Record set start

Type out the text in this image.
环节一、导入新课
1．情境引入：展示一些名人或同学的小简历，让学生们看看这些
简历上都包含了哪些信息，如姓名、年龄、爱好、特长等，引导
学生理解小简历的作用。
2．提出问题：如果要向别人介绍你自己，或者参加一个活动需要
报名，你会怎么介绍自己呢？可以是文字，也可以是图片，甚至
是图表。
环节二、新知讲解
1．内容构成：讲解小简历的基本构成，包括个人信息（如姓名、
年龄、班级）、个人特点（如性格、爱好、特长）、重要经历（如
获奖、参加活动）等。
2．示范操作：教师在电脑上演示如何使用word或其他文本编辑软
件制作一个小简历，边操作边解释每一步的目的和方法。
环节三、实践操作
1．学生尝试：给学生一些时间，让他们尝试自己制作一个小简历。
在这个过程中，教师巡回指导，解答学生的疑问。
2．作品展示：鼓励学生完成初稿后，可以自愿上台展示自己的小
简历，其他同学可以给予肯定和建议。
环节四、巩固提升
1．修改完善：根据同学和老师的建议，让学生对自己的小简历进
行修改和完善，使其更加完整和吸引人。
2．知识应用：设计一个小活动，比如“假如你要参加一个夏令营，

Record set end
Record set start

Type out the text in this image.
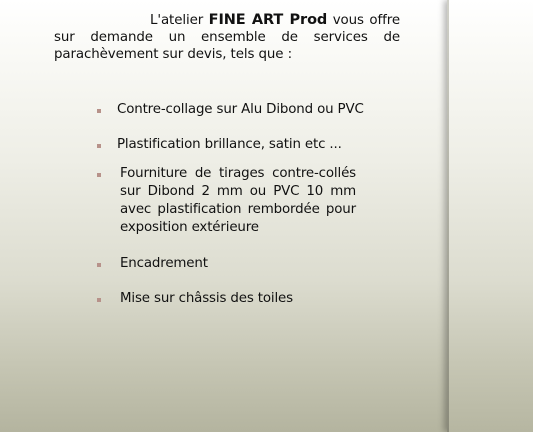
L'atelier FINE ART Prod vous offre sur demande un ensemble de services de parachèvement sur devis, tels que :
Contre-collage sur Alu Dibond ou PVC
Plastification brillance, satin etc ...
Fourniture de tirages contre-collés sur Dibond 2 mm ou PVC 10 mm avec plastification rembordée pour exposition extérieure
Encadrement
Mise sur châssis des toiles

Record set end
Record set start

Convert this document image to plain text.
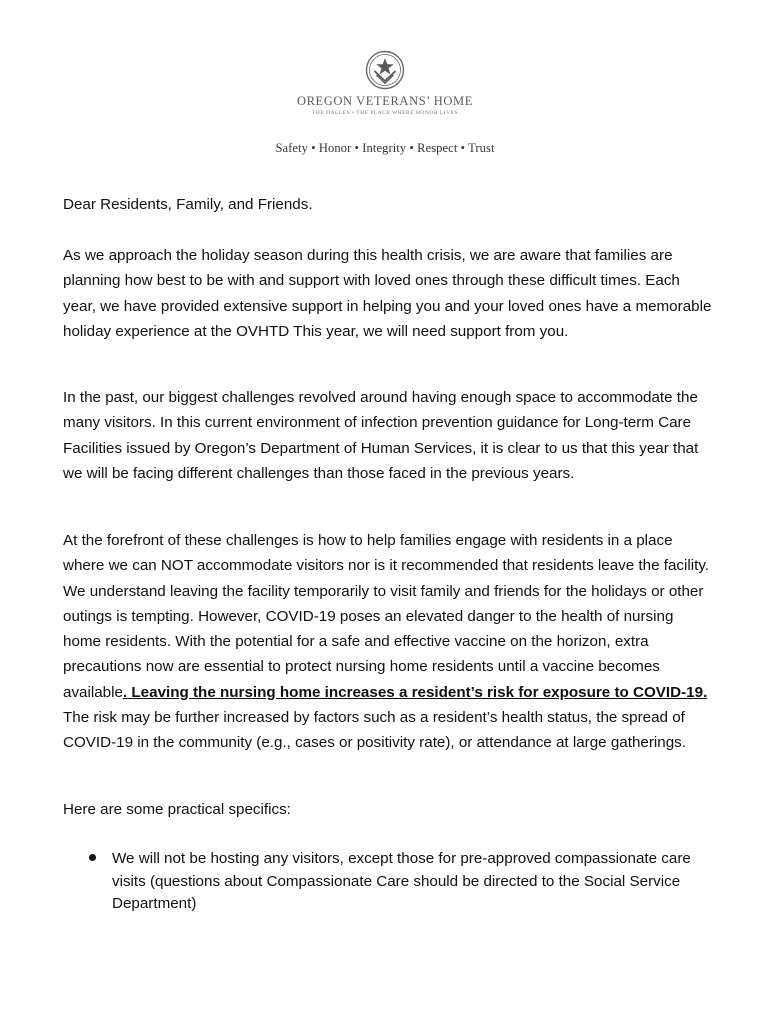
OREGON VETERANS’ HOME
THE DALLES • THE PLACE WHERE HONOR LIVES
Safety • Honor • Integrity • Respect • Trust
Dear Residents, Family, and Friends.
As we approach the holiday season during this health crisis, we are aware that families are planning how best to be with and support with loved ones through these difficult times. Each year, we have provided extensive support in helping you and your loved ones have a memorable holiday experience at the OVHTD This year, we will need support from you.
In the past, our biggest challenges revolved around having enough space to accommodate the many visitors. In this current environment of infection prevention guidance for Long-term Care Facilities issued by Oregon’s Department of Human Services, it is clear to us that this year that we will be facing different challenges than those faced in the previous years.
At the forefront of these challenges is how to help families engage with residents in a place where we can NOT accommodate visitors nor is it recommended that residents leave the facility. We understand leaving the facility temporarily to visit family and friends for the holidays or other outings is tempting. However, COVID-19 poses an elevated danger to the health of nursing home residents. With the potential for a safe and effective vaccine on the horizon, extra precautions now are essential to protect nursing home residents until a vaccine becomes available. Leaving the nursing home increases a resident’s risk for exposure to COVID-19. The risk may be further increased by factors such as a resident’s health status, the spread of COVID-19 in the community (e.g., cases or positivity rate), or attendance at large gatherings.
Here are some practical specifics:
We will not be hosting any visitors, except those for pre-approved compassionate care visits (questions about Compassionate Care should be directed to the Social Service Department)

Record set end

◆ **Given instruction**
How many of the lines above include the word "Dibond"? Respond with the number alone.

◆ **Complete output**
2